BLOQUE DE TEXTO ::

25 noviembre 2008

La muerte de Dios.



Y por encima aún quedaba Dios. Miguel Delibes.

Es evidente que el actual inquilino del Planeta Azul recibe una implacable presión de todo cuanto se significa en su inevitable existencia en él.
Esta presión viene ejercida de manera especial por los “mercaderes de valores”, encarnados en esos medios de comunicación incapaces de alejarse jamás de “su verdad”.
El laicismo impuesto desde las más altas esferas del poder, en ocasiones conocido y, casi siempre, oculto en las sombras de la intriga y la manipulación, pero siempre a lomos de un peligroso relativismo, ha conseguido, horadando en el interior del ser humano, minar seriamente sus valores. Especialmente en las jóvenes generaciones.
Aquellos que carentes de valores eternos y creencias solidificadas durante siglos por sus antepasados, hoy son pasto de cualquier burdo vendedor de “ungüentos maravillosos” para todas las dolencias del ser humanos, a excepción de la estupidez.
Soy consciente que para quien cree y se apoya en una corriente de nihilismo positivo, como es mi caso, es difícil de conjugar una inexistente fe en algo divino, con los valores que, generalmente emanados de esa fe, consiguiendo hacer al ser humano algo más soportable para sus semejantes.
Desde que fui capaz de reflexionar, siempre he considerado la existencia de “Dios” como algo vital para el hombre pero, a la vez, puntual en la existencia de este. Naturalmente, me refiero a ese hombre común que vive la religiosidad de manera reposada, sin estridencias. No aquel que la vive de manera profunda e, incluso, rayando en el fanatismo.
Cuando escribí sobre “la inevitable necesidad de Dios en el devenir del ser humano” pretendí subrayar como el hombre, sólido creyente, o no, requería de su presencia, fuera esta desde la óptica de la ciencia más racional, desde la religiosidad más discrecional o, lamentablemente, desde un fundamentalismo destructivo.
Hoy, tiempo después, pese a mi pragmatismo y lejos de la negación del todo, me ratifico en lo escrito, tratando de aclarar lo que para mí supone la idea de “Dios” en la vida de todos nosotros.
Ahora, más que nunca, los planteamientos de Nietzsche cobran un indiscutible valor frente a los ateos que niegan la existencia de Dios. Nietzsche, al proclamar la muerte de Dios, nos lleva directamente a la conclusión de que Dios estaba vivo y el hombre contemporáneo ha sido su asesino.
El sentido común nos hace interpretar las palabras de Nietzsche, evidentemente, en sentido metafórico. De manera que cuando se nos dice asesinado, matado, debemos asumirlo desde el punto de vista espiritual: Dios ha muerto, o lo hemos matado en el mismo instante en que hemos dejado de creer en Él.

TAREA :: Continúa el ensayo de arriba sobre la muerte de Dios a partir de su última frase.

EXTRACTOS DE FILAS ::
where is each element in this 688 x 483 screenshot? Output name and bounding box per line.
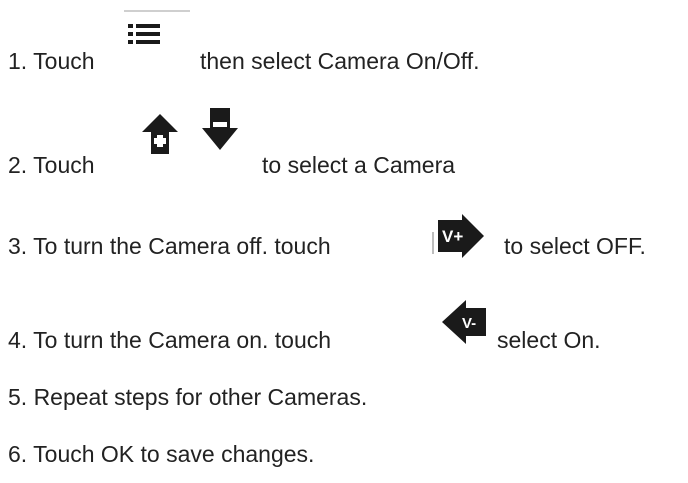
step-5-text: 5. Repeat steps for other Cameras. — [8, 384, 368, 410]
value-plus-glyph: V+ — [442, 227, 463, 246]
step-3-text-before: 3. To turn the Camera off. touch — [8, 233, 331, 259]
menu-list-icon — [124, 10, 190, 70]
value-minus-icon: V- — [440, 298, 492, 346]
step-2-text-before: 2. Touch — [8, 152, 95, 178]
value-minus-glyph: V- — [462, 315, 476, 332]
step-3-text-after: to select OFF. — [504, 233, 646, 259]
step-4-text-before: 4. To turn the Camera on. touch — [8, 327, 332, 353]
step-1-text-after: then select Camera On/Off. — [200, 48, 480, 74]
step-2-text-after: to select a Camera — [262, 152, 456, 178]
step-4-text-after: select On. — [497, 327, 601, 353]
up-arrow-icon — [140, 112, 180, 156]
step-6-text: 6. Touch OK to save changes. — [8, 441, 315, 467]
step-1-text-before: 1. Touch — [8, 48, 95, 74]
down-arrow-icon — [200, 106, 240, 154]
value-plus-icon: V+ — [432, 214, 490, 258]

---

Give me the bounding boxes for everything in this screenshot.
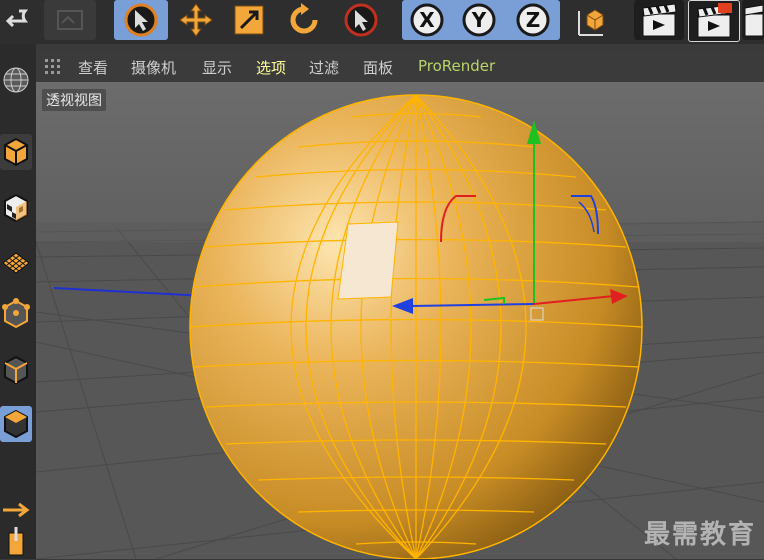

---

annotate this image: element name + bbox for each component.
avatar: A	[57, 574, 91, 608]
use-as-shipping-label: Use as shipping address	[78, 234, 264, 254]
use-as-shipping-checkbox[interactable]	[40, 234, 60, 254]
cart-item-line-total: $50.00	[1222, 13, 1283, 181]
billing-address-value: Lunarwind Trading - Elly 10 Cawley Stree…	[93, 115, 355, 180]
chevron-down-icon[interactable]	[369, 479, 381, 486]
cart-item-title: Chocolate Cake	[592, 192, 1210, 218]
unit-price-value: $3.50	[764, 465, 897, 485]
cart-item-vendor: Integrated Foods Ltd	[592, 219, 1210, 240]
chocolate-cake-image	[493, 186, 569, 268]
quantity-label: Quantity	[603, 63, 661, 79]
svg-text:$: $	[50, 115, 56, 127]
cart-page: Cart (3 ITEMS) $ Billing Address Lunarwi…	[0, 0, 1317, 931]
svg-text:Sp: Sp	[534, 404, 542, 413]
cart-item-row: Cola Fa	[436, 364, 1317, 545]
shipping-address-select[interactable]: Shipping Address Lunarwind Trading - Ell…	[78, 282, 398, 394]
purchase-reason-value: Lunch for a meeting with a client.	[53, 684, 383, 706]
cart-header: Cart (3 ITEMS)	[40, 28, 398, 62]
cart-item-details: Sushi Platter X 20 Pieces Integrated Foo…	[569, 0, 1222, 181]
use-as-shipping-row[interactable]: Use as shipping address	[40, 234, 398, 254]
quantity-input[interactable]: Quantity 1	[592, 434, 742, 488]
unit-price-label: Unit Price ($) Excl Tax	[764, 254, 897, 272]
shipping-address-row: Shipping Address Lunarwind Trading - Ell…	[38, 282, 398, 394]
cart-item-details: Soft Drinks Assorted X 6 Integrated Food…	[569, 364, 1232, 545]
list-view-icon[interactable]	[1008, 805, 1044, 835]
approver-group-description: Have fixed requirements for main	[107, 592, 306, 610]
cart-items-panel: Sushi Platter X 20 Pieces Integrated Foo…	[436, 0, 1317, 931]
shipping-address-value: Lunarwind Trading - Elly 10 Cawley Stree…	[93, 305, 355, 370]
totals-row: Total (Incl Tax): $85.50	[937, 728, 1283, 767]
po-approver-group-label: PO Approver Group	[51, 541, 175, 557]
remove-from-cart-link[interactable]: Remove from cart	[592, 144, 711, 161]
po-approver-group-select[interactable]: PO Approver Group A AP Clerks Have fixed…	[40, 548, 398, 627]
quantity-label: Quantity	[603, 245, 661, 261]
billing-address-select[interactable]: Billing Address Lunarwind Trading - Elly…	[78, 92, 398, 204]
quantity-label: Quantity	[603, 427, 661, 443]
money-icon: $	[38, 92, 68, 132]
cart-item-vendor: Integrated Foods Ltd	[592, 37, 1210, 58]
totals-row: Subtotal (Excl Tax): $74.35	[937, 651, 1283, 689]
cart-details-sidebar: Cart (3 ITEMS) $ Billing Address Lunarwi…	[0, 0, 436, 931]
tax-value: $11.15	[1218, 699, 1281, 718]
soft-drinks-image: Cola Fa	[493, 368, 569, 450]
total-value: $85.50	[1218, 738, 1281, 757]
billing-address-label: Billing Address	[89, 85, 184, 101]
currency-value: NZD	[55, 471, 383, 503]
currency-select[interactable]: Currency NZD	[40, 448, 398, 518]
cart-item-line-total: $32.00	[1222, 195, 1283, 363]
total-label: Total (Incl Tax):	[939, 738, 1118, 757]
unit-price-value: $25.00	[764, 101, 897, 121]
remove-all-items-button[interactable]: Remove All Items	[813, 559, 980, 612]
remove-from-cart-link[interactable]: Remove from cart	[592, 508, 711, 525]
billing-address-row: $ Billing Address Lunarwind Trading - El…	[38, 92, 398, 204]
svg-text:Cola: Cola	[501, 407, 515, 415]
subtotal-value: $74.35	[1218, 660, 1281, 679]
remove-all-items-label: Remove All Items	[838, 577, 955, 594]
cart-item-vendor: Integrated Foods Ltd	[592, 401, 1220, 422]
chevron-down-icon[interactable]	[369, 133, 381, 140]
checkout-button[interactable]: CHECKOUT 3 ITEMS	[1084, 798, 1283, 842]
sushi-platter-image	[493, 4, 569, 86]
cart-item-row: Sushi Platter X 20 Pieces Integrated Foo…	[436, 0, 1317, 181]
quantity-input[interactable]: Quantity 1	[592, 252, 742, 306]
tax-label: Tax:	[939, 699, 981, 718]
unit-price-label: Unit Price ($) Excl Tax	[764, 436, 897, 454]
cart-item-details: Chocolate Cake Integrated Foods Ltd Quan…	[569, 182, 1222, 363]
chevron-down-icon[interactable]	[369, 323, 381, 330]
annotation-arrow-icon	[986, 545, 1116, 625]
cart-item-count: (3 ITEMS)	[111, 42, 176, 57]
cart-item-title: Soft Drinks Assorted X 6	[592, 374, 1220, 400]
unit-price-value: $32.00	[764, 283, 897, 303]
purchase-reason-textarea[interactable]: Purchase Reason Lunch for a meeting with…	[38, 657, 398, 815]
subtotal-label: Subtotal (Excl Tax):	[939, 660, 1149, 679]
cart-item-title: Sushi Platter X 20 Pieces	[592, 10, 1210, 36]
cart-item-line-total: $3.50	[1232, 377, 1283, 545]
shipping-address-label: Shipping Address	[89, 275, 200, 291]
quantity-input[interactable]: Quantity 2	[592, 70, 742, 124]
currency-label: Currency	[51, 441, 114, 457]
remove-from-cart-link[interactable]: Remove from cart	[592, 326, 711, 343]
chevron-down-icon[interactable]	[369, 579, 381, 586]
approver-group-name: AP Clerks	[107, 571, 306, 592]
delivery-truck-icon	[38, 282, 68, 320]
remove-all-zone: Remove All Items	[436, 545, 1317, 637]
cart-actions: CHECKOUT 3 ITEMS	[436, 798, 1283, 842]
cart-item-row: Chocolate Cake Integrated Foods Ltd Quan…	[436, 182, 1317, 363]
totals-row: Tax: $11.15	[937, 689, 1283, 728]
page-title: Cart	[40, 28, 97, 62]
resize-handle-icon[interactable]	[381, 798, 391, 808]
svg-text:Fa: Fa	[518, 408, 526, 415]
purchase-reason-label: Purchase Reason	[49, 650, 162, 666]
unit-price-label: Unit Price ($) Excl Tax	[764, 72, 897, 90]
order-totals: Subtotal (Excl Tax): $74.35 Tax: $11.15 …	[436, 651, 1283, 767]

RESPUESTA ::
Lo que en principio podría resumirse como el final de una creencia religiosa, en pro de un laicismo bienpensante, eso que algunos han dado en llamar el “buenismo”. Pero, la realidad es mucho más cruel.
Si bien hemos de reconocer innumerables errores en la “aplicación” de cualquier religión, de manera especial la cristiana; también, sería justo reconocer que esta se encuentra repleta de valores éticos y morales, que han permitido al ser humano hacer más transitable su paso por este mundo.
Con la muerte o el asesinato de Dios los hombres han asentado un duro golpe a todo el sistema de valores que sostiene la estructura de la cultura occidental/cristiana, dando paso a la máxima expresión del nihilismo negativo. Un nihilismo sin el cual no sería posible la transmutación de los valores, más conocida como la transvaloración.
Sólo así, partiendo de esta situación, es posible entender el comportamiento de “lideres” de toda clase y calaña, de escaso calado social e intelectual, pero no así de una angustiosa presencia.
La carencia de valores que coarten cualquier iniciativa nada recomendable, a lomos del más radical laicismo, nos permite comprender fácilmente la deriva que en el último medio siglo ha llevado a la más lamentable de las degeneraciones a los grandes poderes de los estados y sus instituciones.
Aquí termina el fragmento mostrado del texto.